── Provided information

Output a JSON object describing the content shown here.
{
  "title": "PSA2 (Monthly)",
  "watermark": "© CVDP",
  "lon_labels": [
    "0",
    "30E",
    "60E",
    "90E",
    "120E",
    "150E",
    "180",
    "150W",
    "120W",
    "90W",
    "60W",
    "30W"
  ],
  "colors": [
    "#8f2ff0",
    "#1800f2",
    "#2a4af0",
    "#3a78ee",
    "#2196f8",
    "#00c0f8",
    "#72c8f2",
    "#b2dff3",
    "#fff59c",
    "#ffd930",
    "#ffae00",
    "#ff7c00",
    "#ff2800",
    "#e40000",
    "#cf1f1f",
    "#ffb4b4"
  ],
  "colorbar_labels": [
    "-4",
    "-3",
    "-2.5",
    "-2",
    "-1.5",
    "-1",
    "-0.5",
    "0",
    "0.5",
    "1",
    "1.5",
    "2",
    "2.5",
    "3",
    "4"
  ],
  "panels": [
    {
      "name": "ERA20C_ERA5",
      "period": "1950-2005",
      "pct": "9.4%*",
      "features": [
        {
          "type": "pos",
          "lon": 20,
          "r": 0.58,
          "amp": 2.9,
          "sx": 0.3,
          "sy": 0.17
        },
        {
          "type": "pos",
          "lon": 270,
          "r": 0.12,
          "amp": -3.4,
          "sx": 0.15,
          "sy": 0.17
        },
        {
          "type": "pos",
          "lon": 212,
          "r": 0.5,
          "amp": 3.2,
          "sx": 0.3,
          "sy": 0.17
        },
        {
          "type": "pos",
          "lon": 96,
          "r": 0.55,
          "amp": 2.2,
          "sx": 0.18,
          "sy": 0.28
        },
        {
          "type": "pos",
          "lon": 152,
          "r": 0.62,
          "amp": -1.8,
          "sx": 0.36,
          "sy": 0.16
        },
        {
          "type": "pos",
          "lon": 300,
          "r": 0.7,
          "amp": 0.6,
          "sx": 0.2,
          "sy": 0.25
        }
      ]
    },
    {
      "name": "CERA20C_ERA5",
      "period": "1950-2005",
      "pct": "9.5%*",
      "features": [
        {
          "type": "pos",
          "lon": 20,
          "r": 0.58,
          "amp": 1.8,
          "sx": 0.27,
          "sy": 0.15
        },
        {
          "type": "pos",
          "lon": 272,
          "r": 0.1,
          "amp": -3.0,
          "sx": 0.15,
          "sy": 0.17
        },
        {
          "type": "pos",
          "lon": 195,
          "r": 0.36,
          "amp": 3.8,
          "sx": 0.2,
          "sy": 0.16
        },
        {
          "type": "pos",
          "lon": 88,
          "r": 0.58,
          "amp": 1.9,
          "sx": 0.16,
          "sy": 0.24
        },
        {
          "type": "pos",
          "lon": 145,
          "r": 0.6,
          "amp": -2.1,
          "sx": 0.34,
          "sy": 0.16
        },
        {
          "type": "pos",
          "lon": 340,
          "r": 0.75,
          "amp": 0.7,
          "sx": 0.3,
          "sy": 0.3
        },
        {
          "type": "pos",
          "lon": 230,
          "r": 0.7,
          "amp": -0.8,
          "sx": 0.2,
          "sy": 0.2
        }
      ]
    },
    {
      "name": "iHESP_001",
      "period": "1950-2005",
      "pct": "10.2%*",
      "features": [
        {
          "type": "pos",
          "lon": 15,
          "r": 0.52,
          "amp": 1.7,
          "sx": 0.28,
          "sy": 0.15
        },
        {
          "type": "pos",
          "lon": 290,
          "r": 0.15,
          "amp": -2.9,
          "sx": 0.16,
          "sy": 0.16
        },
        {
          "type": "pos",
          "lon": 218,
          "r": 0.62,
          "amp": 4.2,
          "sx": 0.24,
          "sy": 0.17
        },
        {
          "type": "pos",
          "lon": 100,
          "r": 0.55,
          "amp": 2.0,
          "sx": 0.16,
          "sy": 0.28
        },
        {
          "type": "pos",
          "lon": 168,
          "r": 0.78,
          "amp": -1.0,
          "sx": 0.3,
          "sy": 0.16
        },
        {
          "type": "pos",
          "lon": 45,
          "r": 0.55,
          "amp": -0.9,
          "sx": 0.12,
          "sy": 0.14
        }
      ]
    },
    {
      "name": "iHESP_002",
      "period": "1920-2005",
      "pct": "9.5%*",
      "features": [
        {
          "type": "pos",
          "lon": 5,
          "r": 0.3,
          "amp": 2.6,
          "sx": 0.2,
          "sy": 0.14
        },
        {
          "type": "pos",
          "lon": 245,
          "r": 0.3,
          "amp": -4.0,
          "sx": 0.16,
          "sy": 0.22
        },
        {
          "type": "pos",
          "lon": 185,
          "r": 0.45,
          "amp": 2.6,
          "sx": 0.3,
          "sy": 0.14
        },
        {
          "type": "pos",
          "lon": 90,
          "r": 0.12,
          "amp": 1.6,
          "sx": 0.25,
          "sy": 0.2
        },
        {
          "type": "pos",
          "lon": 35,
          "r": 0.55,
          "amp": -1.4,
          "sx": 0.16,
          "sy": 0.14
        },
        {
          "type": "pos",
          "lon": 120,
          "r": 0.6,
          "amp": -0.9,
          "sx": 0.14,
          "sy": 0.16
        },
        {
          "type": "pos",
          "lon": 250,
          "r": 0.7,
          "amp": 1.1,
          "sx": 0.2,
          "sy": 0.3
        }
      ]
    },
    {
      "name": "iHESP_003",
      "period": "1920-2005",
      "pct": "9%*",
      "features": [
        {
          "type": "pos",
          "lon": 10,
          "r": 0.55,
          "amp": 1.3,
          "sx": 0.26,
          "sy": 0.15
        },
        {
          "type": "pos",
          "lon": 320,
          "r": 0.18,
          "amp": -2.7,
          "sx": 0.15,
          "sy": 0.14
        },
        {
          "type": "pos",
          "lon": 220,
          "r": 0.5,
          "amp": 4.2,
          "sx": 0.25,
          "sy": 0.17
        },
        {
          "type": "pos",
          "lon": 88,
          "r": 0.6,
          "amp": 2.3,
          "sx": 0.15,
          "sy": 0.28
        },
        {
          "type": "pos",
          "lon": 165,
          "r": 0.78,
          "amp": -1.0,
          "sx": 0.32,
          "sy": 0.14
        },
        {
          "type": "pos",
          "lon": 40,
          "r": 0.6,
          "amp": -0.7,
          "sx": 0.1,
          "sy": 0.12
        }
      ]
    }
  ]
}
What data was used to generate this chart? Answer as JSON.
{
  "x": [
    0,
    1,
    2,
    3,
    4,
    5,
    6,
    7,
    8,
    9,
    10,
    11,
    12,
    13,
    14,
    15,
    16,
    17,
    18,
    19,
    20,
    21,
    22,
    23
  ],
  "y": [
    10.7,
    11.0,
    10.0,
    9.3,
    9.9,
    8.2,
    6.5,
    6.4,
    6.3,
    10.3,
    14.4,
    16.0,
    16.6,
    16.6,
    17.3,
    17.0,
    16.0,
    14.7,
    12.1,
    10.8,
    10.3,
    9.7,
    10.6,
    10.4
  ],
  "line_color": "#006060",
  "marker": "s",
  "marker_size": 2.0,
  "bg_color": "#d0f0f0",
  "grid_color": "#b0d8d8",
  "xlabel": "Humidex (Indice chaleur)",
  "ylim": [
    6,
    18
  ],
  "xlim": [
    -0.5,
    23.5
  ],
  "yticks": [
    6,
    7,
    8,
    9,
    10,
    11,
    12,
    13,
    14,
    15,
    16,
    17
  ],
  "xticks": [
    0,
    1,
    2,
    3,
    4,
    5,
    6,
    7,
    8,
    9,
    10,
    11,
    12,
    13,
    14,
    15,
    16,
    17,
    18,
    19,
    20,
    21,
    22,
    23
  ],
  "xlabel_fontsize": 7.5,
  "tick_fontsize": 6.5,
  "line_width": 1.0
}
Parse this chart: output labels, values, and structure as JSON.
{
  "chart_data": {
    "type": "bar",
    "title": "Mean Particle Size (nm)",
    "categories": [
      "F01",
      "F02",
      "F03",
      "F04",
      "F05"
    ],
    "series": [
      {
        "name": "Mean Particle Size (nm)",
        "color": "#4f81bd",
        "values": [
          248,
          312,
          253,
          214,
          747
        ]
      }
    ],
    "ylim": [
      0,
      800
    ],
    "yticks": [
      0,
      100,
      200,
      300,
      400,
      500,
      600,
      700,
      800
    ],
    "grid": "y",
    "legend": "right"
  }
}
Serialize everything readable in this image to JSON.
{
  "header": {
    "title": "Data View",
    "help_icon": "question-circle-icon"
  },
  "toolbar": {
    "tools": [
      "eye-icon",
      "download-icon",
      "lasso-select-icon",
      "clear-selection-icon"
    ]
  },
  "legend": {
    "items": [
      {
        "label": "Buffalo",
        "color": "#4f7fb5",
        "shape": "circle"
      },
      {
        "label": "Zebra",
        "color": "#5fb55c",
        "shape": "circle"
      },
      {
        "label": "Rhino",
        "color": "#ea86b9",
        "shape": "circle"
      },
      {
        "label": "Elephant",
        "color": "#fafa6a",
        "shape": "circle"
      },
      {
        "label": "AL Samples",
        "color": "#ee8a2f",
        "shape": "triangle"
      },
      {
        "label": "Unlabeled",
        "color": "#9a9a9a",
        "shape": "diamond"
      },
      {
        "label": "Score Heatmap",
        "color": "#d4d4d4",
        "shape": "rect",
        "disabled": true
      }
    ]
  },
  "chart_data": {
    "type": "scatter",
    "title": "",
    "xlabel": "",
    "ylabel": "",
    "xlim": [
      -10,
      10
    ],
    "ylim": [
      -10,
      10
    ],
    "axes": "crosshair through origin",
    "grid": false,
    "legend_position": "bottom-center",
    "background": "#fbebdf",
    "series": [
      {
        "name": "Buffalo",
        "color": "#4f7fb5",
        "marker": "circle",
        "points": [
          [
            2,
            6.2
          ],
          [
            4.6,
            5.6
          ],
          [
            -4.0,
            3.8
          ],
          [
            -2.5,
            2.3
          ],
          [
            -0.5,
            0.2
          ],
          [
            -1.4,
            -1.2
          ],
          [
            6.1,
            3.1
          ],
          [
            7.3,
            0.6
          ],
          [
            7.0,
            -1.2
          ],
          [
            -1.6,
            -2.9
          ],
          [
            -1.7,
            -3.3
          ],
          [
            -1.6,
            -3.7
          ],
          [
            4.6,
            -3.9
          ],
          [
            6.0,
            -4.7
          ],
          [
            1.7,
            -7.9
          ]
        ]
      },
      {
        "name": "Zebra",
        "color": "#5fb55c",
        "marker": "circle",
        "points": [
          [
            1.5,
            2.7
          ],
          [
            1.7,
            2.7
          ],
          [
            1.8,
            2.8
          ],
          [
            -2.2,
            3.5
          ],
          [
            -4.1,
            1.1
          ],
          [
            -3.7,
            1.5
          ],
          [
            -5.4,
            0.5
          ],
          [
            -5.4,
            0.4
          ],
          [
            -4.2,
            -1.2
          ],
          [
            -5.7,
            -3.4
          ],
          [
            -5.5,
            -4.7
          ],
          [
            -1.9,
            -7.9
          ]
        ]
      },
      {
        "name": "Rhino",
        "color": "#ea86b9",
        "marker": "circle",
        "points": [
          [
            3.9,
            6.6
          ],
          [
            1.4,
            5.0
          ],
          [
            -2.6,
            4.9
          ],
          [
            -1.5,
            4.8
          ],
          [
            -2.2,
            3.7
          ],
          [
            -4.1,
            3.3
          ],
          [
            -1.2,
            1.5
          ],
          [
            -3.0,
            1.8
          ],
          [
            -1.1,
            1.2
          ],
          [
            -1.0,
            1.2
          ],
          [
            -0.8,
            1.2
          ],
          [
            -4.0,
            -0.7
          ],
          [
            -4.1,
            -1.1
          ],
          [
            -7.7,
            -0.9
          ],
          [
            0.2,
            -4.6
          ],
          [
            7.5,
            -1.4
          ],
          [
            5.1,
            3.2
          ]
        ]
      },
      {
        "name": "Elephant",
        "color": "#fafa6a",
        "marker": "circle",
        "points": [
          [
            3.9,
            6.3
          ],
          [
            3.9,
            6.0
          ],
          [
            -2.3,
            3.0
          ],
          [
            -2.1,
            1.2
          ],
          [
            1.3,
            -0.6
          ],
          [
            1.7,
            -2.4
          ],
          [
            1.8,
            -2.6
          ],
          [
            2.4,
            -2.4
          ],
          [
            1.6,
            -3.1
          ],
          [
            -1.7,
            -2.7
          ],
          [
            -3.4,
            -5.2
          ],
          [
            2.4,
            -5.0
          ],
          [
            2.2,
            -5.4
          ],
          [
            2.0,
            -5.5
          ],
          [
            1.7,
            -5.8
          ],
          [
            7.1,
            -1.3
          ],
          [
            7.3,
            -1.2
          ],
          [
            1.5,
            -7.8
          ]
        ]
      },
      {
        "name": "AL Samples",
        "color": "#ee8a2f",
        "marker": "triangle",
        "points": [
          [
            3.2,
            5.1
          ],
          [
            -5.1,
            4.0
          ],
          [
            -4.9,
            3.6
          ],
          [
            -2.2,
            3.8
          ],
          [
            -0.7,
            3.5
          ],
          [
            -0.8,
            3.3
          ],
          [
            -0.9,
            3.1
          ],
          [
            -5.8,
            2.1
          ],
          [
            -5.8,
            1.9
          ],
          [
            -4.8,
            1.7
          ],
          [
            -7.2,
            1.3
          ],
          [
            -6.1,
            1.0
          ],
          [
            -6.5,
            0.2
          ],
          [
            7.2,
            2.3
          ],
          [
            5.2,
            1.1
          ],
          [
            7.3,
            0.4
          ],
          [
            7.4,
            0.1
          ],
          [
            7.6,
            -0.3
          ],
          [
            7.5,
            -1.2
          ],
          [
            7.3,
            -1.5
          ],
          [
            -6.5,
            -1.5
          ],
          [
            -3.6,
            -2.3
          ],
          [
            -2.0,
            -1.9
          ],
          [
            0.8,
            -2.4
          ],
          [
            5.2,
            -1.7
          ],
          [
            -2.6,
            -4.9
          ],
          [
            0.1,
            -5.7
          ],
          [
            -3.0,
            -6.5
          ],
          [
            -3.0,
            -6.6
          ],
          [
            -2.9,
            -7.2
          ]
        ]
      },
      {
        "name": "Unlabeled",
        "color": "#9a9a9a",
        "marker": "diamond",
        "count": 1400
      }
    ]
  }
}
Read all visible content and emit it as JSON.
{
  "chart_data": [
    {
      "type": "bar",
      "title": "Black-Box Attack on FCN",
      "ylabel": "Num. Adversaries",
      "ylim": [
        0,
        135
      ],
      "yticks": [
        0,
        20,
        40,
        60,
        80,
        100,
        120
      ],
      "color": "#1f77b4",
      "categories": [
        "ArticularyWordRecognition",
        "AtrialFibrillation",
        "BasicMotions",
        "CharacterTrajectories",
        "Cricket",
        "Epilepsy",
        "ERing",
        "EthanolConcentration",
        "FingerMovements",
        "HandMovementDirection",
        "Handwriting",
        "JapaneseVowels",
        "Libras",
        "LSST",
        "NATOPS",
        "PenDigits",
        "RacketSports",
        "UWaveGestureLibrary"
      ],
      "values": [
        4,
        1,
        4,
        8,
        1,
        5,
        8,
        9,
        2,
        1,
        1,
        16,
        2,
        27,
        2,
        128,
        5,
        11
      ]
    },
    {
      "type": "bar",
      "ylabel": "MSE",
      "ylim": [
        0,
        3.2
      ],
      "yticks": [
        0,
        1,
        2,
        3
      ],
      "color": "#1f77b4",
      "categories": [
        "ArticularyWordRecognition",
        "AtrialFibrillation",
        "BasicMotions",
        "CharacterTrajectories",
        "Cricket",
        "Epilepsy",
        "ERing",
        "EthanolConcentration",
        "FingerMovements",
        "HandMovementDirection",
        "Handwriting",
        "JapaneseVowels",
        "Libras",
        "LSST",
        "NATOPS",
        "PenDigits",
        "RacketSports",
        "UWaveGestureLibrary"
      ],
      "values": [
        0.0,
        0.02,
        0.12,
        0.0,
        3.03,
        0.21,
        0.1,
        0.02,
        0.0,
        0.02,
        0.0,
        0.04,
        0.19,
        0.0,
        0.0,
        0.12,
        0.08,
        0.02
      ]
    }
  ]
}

────

§ Written exercise: Show all lines in the entries above where the word "JSON" appears.

§ Task output:
Output a JSON object describing the content shown here.
What data was used to generate this chart? Answer as JSON.
Parse this chart: output labels, values, and structure as JSON.
Serialize everything readable in this image to JSON.
Read all visible content and emit it as JSON.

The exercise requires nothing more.